Goal
Extract every line that contains the string "this".

[Figure content listings]
-- start --

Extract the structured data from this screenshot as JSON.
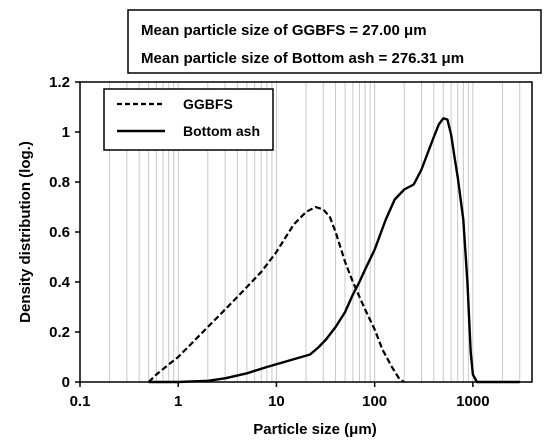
{
  "chart_data": {
    "type": "line",
    "title": "",
    "xlabel": "Particle size (μm)",
    "ylabel": "Density distribution (log.)",
    "xscale": "log",
    "xlim": [
      0.1,
      4000
    ],
    "ylim": [
      0,
      1.2
    ],
    "x_ticks": [
      0.1,
      1,
      10,
      100,
      1000
    ],
    "x_tick_labels": [
      "0.1",
      "1",
      "10",
      "100",
      "1000"
    ],
    "y_ticks": [
      0,
      0.2,
      0.4,
      0.6,
      0.8,
      1,
      1.2
    ],
    "y_tick_labels": [
      "0",
      "0.2",
      "0.4",
      "0.6",
      "0.8",
      "1",
      "1.2"
    ],
    "grid": "vertical-minor-log",
    "legend_position": "top-left",
    "annotation": [
      "Mean particle size of GGBFS = 27.00 μm",
      "Mean particle size of Bottom ash = 276.31 μm"
    ],
    "series": [
      {
        "name": "GGBFS",
        "style": "dashed",
        "color": "#000000",
        "x": [
          0.5,
          0.6,
          0.8,
          1,
          1.5,
          2,
          3,
          4,
          5,
          7,
          10,
          12,
          15,
          20,
          25,
          30,
          35,
          40,
          50,
          60,
          80,
          100,
          120,
          150,
          180,
          200
        ],
        "y": [
          0,
          0.03,
          0.07,
          0.1,
          0.17,
          0.22,
          0.29,
          0.34,
          0.38,
          0.44,
          0.52,
          0.57,
          0.63,
          0.68,
          0.7,
          0.69,
          0.66,
          0.6,
          0.48,
          0.4,
          0.29,
          0.21,
          0.13,
          0.06,
          0.01,
          0
        ]
      },
      {
        "name": "Bottom ash",
        "style": "solid",
        "color": "#000000",
        "x": [
          0.5,
          1,
          2,
          3,
          5,
          8,
          12,
          18,
          22,
          27,
          32,
          40,
          50,
          60,
          70,
          80,
          100,
          130,
          160,
          200,
          250,
          300,
          350,
          400,
          450,
          500,
          550,
          600,
          650,
          700,
          800,
          880,
          950,
          1000,
          1100,
          2000,
          3000
        ],
        "y": [
          0,
          0,
          0.005,
          0.015,
          0.035,
          0.06,
          0.08,
          0.1,
          0.11,
          0.14,
          0.17,
          0.22,
          0.28,
          0.35,
          0.4,
          0.45,
          0.53,
          0.65,
          0.73,
          0.77,
          0.79,
          0.85,
          0.92,
          0.98,
          1.03,
          1.055,
          1.05,
          0.99,
          0.9,
          0.82,
          0.65,
          0.4,
          0.12,
          0.03,
          0,
          0,
          0
        ]
      }
    ]
  }
}
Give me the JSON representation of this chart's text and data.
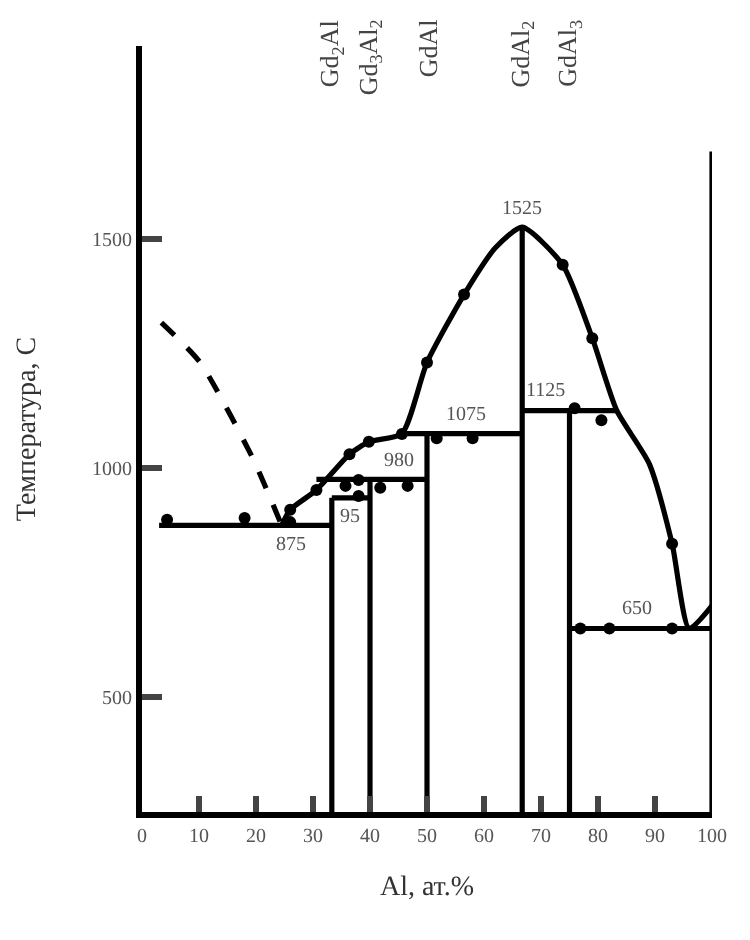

-- end --

Output below
Extract the structured data from this screenshot as JSON.
Give me the JSON representation of this chart's text and data.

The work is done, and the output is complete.